Written problem: Copy the entries below word for word, starting at the first entry and ending at the line that contains "stats-row: R = 0.292", both included.

▼

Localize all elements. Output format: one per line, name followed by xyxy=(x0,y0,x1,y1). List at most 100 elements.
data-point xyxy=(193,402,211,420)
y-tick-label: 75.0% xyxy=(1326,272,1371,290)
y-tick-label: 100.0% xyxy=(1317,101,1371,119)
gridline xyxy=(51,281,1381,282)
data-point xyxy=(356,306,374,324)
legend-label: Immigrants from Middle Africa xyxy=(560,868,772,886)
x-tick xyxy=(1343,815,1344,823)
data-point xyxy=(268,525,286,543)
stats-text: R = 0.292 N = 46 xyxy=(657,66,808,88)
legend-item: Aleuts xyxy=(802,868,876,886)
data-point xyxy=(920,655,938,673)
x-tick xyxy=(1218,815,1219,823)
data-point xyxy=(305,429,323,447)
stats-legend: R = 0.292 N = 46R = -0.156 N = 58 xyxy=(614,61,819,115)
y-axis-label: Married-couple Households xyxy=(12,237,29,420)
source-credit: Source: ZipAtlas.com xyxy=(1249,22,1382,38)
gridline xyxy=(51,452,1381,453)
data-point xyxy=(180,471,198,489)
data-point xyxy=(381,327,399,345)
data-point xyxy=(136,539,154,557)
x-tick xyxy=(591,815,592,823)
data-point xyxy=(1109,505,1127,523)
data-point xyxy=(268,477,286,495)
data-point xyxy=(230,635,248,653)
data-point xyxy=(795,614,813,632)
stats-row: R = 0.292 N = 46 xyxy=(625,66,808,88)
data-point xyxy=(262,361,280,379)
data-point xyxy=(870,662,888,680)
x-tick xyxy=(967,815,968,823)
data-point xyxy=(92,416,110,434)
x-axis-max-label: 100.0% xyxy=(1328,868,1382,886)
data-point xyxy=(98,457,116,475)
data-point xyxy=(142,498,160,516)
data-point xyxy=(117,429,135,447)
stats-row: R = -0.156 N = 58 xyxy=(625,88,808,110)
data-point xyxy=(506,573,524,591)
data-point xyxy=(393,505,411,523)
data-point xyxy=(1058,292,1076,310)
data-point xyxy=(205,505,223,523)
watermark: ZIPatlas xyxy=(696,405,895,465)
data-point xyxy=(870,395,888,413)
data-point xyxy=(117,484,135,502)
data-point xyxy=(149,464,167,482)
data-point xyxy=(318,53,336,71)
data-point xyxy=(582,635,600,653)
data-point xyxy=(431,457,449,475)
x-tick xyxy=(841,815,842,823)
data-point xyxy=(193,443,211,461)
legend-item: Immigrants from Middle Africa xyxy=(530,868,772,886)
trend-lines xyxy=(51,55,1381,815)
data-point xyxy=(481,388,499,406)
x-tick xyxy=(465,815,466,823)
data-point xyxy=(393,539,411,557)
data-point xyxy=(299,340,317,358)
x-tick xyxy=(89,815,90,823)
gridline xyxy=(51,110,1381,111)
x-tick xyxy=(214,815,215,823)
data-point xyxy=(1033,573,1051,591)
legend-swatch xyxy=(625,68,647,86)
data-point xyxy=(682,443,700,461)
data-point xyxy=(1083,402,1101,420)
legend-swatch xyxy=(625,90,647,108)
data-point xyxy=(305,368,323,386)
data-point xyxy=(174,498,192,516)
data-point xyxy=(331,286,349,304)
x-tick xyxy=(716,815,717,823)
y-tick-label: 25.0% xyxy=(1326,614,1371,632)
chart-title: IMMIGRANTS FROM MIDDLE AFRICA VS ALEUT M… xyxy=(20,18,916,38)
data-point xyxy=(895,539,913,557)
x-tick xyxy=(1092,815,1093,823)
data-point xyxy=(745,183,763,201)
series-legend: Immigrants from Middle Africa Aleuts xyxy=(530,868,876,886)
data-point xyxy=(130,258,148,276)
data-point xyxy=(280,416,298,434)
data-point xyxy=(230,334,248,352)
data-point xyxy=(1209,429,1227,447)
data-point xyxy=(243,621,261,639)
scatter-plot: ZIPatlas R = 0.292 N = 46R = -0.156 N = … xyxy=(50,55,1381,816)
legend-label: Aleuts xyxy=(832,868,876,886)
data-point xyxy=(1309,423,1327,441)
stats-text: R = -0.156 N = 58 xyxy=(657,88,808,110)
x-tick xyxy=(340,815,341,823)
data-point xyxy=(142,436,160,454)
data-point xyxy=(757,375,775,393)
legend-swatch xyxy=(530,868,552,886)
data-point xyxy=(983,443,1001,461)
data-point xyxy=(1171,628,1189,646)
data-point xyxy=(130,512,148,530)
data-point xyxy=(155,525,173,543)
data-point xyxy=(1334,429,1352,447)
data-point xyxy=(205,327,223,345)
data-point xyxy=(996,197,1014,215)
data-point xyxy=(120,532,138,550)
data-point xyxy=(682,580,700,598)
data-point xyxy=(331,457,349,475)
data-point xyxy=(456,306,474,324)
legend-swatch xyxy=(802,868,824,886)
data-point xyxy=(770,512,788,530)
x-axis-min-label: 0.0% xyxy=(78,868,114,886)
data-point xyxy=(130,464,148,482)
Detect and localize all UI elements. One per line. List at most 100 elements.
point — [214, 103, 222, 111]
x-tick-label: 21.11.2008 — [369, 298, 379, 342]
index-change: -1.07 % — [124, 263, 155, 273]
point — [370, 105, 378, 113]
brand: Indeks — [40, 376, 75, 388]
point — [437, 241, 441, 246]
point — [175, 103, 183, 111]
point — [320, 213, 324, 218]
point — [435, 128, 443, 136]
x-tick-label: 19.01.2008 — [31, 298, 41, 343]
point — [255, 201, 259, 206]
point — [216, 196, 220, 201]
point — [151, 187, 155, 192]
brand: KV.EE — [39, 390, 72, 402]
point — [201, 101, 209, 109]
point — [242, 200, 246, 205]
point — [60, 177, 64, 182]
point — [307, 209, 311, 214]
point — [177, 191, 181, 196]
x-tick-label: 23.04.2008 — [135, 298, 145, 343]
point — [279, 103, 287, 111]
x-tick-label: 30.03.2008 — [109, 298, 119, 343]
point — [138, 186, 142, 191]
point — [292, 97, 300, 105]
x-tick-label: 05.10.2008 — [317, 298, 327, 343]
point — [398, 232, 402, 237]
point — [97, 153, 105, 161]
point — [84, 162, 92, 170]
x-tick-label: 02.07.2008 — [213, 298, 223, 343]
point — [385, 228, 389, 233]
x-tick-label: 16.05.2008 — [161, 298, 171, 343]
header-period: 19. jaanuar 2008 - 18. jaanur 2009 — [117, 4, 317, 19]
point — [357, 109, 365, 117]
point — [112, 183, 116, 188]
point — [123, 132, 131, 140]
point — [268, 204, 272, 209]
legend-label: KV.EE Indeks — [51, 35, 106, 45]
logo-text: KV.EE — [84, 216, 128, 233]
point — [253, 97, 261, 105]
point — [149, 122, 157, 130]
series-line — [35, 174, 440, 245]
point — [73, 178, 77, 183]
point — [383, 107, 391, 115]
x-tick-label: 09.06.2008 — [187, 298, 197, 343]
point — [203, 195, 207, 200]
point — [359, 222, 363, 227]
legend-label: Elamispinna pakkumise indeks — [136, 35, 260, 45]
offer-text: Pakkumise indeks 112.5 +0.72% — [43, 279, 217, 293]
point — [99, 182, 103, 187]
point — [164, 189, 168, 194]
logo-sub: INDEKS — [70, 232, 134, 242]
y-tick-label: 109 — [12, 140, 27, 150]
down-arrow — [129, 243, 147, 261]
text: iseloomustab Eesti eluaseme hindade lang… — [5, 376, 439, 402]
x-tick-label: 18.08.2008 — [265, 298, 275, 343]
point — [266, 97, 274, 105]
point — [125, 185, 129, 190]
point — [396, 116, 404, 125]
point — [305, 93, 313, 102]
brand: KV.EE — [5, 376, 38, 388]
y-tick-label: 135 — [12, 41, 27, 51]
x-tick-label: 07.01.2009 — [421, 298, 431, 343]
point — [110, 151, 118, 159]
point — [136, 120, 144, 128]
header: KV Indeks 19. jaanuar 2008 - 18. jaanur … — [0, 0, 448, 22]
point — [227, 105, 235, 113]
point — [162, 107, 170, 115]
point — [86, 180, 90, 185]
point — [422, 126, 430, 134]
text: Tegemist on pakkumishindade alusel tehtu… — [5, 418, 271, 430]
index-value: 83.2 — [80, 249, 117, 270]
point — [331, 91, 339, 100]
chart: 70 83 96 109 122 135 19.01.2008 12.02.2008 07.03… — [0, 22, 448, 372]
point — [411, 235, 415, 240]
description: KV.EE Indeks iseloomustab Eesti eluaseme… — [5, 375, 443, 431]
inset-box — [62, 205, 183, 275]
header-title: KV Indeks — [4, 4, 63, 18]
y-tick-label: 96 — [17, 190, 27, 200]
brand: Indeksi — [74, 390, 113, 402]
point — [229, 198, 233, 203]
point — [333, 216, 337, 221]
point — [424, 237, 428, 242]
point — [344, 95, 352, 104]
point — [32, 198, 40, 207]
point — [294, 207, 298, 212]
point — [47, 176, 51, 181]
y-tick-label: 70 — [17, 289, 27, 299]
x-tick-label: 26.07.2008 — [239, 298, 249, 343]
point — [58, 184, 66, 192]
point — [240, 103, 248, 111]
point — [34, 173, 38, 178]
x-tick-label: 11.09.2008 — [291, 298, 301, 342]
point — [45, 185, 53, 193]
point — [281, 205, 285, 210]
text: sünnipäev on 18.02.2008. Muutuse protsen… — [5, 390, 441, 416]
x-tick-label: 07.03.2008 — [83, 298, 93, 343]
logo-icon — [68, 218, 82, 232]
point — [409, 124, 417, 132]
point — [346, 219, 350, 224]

▲

Task result:
Localize all elements. Output format: one per line, name followed by xyxy=(x0,y0,x1,y1). List at most 100 elements.
data-point xyxy=(193,402,211,420)
y-tick-label: 75.0% xyxy=(1326,272,1371,290)
y-tick-label: 100.0% xyxy=(1317,101,1371,119)
gridline xyxy=(51,281,1381,282)
data-point xyxy=(356,306,374,324)
legend-label: Immigrants from Middle Africa xyxy=(560,868,772,886)
x-tick xyxy=(1343,815,1344,823)
data-point xyxy=(268,525,286,543)
stats-text: R = 0.292 N = 46 xyxy=(657,66,808,88)
legend-item: Aleuts xyxy=(802,868,876,886)
data-point xyxy=(920,655,938,673)
x-tick xyxy=(1218,815,1219,823)
data-point xyxy=(305,429,323,447)
stats-legend: R = 0.292 N = 46R = -0.156 N = 58 xyxy=(614,61,819,115)
y-axis-label: Married-couple Households xyxy=(12,237,29,420)
source-credit: Source: ZipAtlas.com xyxy=(1249,22,1382,38)
gridline xyxy=(51,452,1381,453)
data-point xyxy=(180,471,198,489)
data-point xyxy=(381,327,399,345)
data-point xyxy=(136,539,154,557)
x-tick xyxy=(591,815,592,823)
data-point xyxy=(1109,505,1127,523)
data-point xyxy=(268,477,286,495)
data-point xyxy=(230,635,248,653)
data-point xyxy=(795,614,813,632)
stats-row: R = 0.292 N = 46 xyxy=(625,66,808,88)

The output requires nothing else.